### 과제 설명:
아래 자료에서 "page-title: About this" 들어 있는 줄에서 시작해 "site-link[interactable]: .com [0, 500, 933, 544]" 들어 있는 줄에서 끝나는 부분만 다시 써 주세요. "Pakistan" 대신 "India" 넣고 나머지는 그대로 둡니다.

======== 추출된 데이터 ========

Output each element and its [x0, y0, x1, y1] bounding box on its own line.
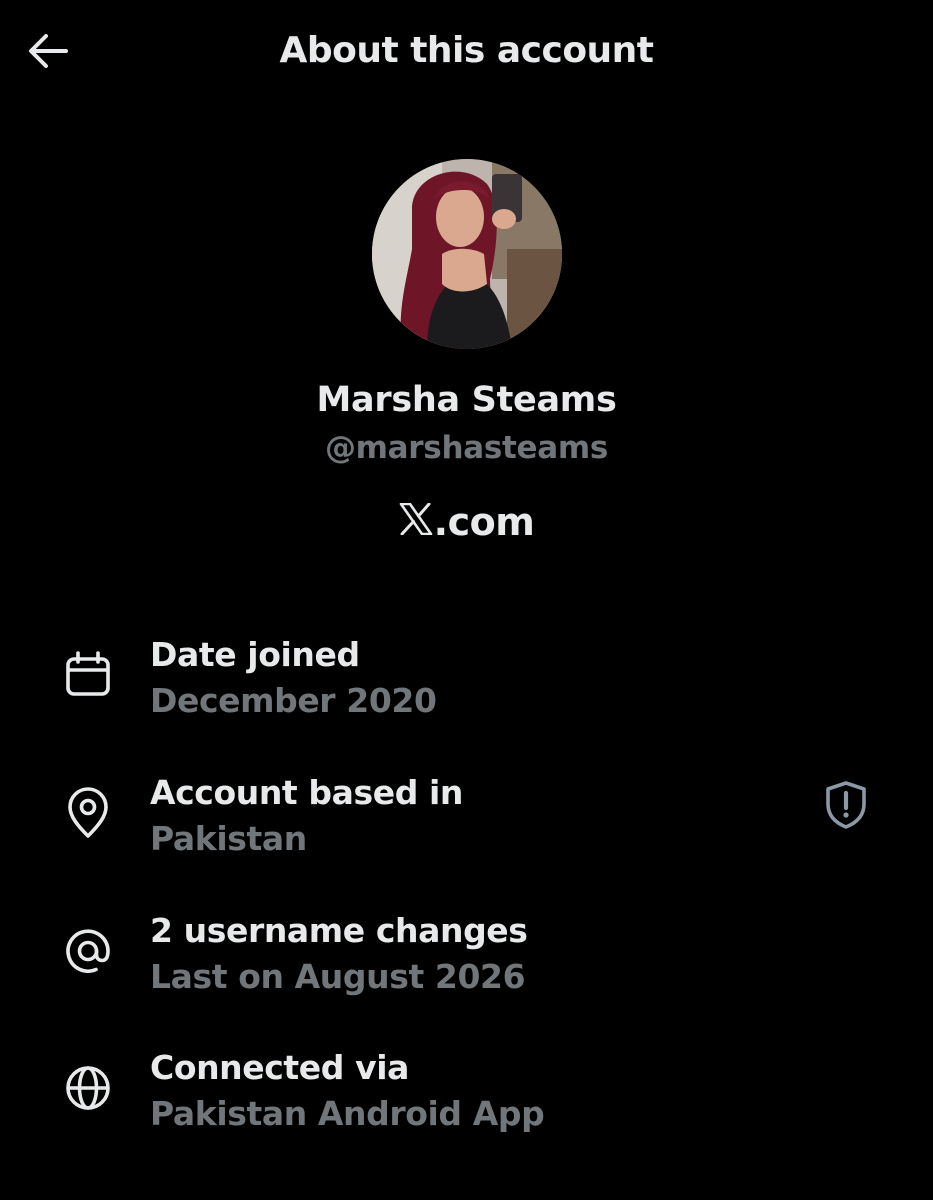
page-title: About this account [279, 30, 654, 71]
username-handle: @marshasteams [324, 430, 609, 466]
detail-label: Account based in [150, 773, 464, 812]
detail-row-account-location: Account based in Pakistan [0, 773, 933, 883]
detail-label: 2 username changes [150, 911, 528, 950]
site-link[interactable]: .com [0, 500, 933, 544]
detail-row-connected-via: Connected via Pakistan Android App [0, 1048, 933, 1158]
x-logo-icon [399, 500, 433, 544]
shield-alert-icon [823, 780, 869, 834]
location-pin-icon [60, 785, 116, 841]
detail-value: Pakistan [150, 819, 307, 858]
detail-value: Pakistan Android App [150, 1094, 545, 1133]
at-sign-icon [60, 923, 116, 979]
detail-value: December 2020 [150, 681, 437, 720]
top-bar: About this account [0, 0, 933, 108]
detail-value: Last on August 2026 [150, 957, 526, 996]
site-domain-suffix: .com [433, 500, 535, 544]
shield-alert-button[interactable] [818, 779, 874, 835]
globe-icon [60, 1060, 116, 1116]
calendar-icon [60, 647, 116, 703]
display-name: Marsha Steams [316, 380, 617, 420]
avatar[interactable] [372, 159, 562, 349]
detail-label: Connected via [150, 1048, 409, 1087]
detail-row-date-joined: Date joined December 2020 [0, 635, 933, 745]
detail-row-username-changes: 2 username changes Last on August 2026 [0, 911, 933, 1021]
detail-label: Date joined [150, 635, 360, 674]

========

### 과제 결과:
page-title: About this account [279, 30, 654, 71]
username-handle: @marshasteams [324, 430, 609, 466]
detail-label: Account based in [150, 773, 464, 812]
detail-row-account-location: Account based in India [0, 773, 933, 883]
detail-label: 2 username changes [150, 911, 528, 950]
site-link[interactable]: .com [0, 500, 933, 544]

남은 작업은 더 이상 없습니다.